[INSTRUCTIONS FOR THE TASK]: Look through the lines below and extract any with the word "Policies".

[Stored data entries]:
** Start **
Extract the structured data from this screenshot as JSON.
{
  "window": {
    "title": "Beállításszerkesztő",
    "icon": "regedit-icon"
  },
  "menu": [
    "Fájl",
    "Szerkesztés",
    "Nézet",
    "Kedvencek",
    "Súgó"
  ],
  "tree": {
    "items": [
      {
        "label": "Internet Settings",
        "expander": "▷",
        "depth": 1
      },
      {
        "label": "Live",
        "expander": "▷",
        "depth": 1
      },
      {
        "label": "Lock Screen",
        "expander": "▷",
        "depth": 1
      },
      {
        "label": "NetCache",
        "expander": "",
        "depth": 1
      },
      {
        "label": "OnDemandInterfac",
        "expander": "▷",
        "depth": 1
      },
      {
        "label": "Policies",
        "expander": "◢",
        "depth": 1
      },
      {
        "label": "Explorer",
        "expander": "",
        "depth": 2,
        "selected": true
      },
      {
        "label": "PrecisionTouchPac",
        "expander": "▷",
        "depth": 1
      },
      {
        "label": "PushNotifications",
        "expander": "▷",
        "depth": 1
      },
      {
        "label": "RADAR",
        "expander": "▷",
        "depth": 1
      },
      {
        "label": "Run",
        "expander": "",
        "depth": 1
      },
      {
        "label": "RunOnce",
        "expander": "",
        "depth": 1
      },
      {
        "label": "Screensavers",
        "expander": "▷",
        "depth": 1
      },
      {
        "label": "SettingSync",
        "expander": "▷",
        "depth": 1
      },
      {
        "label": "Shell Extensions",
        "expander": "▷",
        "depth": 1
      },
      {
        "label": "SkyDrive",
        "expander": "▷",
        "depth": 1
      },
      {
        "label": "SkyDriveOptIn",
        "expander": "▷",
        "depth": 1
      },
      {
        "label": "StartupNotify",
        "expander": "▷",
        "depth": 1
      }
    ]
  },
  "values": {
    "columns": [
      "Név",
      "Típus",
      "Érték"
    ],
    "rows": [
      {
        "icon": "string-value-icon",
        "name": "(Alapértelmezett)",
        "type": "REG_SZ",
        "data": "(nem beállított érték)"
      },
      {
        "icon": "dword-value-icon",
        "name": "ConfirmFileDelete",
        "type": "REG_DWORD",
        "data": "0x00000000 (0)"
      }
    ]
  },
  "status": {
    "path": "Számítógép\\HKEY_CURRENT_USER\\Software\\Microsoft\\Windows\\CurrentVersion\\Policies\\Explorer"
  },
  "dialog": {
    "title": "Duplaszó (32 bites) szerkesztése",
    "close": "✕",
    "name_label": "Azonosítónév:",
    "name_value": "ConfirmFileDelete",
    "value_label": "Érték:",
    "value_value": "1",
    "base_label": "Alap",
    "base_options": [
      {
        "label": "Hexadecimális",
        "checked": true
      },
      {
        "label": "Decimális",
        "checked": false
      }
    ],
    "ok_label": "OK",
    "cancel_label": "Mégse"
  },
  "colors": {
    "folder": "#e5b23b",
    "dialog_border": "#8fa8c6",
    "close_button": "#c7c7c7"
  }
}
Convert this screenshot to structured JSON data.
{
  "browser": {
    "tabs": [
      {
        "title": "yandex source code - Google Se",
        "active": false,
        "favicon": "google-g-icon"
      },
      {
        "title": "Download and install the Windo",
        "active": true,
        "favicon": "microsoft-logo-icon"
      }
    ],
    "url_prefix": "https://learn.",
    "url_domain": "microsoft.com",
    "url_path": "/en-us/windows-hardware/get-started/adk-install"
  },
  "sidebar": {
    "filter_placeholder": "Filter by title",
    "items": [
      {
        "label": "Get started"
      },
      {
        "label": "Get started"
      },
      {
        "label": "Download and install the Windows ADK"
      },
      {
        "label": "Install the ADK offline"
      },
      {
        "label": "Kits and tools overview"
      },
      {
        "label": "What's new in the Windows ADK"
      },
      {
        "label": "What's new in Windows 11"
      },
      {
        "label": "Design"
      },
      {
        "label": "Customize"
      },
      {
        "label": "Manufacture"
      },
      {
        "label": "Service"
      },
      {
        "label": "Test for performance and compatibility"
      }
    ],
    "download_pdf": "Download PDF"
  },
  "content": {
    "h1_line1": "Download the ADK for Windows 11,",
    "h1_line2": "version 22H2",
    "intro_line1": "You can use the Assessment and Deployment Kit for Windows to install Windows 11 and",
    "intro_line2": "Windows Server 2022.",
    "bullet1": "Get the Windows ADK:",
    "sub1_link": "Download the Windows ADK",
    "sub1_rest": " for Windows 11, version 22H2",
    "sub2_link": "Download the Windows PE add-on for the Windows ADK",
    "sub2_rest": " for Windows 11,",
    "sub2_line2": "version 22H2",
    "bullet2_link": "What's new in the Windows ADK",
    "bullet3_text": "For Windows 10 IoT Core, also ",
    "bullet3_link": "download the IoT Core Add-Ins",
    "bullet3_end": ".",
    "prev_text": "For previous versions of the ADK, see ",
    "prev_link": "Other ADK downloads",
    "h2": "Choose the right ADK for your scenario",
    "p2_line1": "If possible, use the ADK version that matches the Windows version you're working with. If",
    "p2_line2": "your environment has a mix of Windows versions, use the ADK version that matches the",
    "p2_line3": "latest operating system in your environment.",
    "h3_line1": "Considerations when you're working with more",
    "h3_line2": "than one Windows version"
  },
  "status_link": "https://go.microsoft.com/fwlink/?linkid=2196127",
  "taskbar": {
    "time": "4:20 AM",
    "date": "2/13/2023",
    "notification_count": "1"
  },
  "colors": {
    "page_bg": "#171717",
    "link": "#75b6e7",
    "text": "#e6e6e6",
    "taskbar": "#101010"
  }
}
** End **
[TASK RESPONSE]:
        "label": "Policies",
    "path": "Számítógép\\HKEY_CURRENT_USER\\Software\\Microsoft\\Windows\\CurrentVersion\\Policies\\Explorer"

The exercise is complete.